Supplied records start
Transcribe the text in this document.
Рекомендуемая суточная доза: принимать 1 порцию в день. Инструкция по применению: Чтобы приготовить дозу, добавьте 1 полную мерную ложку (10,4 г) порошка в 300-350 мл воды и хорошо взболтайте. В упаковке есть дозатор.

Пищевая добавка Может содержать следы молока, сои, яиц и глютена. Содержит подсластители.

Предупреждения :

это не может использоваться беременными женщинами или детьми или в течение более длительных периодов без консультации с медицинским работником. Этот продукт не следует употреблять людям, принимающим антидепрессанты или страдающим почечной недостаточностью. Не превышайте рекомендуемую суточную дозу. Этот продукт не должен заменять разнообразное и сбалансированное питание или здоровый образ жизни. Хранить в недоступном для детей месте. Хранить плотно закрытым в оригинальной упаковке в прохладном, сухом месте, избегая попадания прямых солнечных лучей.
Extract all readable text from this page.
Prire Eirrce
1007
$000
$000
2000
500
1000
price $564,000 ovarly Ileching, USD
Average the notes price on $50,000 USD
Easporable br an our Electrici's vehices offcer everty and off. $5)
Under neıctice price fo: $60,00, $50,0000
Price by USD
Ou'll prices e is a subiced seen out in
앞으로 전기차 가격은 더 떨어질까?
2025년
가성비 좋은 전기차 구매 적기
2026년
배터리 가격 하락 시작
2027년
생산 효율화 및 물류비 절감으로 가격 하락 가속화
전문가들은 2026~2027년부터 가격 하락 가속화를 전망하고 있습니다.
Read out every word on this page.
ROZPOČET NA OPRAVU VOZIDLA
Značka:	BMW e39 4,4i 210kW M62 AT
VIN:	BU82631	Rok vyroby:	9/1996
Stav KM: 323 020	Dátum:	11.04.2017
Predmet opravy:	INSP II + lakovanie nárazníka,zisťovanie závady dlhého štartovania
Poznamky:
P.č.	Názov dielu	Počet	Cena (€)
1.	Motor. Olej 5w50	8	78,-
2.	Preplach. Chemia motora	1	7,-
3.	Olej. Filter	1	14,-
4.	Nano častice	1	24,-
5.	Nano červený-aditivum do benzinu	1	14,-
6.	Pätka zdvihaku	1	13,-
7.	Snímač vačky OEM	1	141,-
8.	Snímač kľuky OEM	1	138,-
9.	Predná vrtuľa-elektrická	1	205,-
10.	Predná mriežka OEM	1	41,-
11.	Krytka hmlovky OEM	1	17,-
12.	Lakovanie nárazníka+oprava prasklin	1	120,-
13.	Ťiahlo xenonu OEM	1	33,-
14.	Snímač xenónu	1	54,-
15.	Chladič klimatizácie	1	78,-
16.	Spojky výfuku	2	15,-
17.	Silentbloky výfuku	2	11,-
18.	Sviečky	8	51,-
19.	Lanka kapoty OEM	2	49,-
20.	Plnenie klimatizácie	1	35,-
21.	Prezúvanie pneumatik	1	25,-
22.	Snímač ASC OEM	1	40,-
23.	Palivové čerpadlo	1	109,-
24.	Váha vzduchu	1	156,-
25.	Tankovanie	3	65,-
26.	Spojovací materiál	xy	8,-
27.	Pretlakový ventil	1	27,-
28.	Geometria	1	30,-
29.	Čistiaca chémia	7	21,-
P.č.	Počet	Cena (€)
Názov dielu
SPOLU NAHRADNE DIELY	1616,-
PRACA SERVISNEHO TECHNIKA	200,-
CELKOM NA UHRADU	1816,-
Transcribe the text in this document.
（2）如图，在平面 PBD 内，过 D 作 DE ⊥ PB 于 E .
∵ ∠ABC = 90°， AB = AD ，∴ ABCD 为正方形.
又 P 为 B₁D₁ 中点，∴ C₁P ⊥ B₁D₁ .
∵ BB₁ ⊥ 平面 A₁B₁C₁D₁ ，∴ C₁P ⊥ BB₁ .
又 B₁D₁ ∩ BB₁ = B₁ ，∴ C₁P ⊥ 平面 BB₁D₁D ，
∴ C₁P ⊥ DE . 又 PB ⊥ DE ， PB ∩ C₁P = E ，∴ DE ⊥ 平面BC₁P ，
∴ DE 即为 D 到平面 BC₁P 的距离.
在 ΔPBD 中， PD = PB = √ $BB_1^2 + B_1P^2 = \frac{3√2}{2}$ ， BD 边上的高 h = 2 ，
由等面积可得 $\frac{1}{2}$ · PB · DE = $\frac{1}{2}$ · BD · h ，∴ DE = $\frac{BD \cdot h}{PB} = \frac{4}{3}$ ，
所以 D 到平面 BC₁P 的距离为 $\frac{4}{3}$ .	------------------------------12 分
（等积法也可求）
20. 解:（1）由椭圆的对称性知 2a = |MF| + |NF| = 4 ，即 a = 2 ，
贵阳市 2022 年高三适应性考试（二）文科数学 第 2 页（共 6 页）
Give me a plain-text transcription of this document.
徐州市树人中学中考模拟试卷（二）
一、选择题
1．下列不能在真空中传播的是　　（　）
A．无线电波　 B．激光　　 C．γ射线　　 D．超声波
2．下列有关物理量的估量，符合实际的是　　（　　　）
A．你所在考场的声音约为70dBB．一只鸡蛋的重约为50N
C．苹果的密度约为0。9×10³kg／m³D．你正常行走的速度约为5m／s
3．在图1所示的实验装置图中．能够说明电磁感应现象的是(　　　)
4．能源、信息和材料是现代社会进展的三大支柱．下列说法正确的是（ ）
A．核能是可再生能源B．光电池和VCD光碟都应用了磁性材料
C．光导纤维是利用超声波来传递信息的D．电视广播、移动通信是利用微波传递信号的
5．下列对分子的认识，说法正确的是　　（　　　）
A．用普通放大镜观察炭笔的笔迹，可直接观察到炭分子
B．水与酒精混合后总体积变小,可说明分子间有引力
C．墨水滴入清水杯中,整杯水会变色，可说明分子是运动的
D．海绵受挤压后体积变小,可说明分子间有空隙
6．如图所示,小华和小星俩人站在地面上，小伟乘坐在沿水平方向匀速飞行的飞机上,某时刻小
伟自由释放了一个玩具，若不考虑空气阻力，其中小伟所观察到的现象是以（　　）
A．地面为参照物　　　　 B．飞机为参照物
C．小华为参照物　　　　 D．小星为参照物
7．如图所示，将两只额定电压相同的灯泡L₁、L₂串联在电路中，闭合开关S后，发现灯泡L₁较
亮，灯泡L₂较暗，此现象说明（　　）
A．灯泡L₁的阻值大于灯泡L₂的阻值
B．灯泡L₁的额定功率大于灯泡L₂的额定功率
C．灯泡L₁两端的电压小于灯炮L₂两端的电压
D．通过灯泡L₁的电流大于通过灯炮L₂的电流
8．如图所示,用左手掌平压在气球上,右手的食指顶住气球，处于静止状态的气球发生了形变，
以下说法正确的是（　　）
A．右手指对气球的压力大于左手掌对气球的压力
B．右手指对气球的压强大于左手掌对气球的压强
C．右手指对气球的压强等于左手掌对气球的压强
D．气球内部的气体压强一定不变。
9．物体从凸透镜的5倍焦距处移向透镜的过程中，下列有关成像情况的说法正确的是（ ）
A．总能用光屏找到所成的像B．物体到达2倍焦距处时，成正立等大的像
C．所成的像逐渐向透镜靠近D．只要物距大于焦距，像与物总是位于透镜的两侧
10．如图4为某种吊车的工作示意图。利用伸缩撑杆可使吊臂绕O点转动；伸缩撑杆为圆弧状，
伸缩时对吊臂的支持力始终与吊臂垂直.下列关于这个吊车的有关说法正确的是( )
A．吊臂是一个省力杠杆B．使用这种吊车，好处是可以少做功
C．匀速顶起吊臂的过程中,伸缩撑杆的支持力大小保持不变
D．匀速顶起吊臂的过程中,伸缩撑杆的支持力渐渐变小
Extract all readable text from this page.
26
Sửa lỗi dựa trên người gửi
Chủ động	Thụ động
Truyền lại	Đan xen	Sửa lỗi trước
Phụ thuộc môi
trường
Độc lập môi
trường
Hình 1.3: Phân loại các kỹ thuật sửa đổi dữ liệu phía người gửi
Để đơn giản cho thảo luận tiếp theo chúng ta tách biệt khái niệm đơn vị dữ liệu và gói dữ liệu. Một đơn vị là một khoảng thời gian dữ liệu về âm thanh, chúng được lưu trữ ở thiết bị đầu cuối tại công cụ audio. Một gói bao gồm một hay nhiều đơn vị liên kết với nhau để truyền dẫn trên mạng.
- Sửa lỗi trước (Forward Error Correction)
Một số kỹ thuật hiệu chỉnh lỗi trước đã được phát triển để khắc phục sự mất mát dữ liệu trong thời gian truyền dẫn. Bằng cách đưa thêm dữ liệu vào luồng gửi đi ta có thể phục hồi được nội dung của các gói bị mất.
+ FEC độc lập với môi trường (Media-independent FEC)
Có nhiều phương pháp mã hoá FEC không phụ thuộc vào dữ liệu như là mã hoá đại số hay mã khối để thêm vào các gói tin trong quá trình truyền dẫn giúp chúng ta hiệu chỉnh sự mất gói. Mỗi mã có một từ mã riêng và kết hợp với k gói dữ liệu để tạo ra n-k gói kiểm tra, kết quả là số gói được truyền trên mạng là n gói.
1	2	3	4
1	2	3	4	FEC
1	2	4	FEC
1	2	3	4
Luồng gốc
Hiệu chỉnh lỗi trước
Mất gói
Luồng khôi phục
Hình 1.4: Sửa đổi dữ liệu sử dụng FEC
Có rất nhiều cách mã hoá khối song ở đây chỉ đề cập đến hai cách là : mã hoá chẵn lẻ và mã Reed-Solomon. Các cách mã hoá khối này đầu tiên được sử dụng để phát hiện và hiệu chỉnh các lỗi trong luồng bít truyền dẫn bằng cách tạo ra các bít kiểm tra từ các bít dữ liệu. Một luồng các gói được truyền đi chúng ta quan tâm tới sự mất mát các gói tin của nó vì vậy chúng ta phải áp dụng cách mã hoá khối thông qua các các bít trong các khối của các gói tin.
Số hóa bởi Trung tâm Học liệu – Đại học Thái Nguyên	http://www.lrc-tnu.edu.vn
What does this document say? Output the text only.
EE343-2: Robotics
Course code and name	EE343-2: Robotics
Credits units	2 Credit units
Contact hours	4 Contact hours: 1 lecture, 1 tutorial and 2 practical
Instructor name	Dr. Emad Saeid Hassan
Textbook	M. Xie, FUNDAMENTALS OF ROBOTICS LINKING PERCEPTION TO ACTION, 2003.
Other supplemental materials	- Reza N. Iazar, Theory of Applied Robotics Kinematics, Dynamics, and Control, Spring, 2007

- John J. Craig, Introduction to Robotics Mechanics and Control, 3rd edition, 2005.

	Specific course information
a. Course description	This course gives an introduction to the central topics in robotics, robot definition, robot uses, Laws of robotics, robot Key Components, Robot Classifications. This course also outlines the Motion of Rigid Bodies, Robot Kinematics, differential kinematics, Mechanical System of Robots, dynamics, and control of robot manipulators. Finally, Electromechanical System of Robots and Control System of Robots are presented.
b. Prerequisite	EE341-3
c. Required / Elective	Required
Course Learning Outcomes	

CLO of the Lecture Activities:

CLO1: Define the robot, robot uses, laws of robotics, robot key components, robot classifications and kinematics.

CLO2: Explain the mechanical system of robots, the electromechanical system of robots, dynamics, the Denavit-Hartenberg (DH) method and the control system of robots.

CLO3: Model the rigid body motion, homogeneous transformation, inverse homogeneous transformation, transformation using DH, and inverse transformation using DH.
Supplied records end
> [What this task involves]: Find every line in the records that contains the word "nárazníka"; copy those lines.

> [Task solution]:
Predmet opravy:	INSP II + lakovanie nárazníka,zisťovanie závady dlhého štartovania
12.	Lakovanie nárazníka+oprava prasklin	1	120,-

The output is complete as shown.